##### Texto del documento #####

Cuando el cazador expiró, insufló su alma en el cuerpo del oso, y desde entonces
recorre las montañas como animal.

Un cuento del libro sánscrito de fábulas Panchatantra, proporciona un


testimonio tan notable sobre la creencia india en la metempsicosis, que me siento
tentado a hacer un resumen.

Un rey paseaba un día por el mercado de su ciudad cuando vio a un bufón


jorobado, cuyas contorsiones y bromas provocaban en los mirones estruendosas
carcajadas. Divertido por el personaje, el rey lo llevó a palacio. Poco después, un
nigromante enseñó al rey, al alcance del oído del payaso, el arte de enviar su alma
a un cuerpo distinto del suyo.

Al cabo de un rato, el monarca, deseoso de poner en práctica el


conocimiento recién adquirido, cabalgó hasta el bosque acompañado de su bufón,
que, según creía, no había oído, o en todo caso no había comprendido la lección. Se
encontraron con el cadáver de un brahmán en lo más profundo de la selva, donde
había muerto de sed. El rey, descabalgando, realizó el rito preciso, inmediatamente
su alma emigró al cuerpo del brahmán, y el suyo quedó tendido como muerto en el
suelo. Pero en el mismo instante, el jorobado abandonó su cuerpo, y se apropió del
que había sido del rey, y gritándole adiós al consternado monarca, regresó al
palacio, donde fue recibido con honores reales. Pero no pasó mucho tiempo sin que
la reina y uno de los ministros descubrieran que algo iba mal, y cuando el que
fuera rey, ahora brahmán, llegó y contó su historia, urdieron un complot para
recuperar su cuerpo. La reina le preguntó a su falso marido si podía hacer hablar a
su loro, y él en un momento de debilidad marital, prometió que le haría hablar.

#####

- Tu tarea:
En el relato del rey y el bufón, ¿dónde encontraron el cadáver del brahmán? El material es independiente y no forma parte del texto.

##### Datos proporcionados #####

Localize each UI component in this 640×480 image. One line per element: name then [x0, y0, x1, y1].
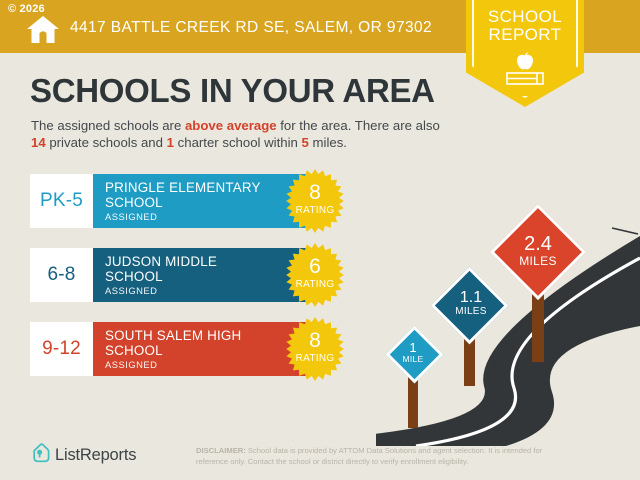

#####

- Solución de la tarea:
En lo más profundo de la selva, donde había muerto de sed.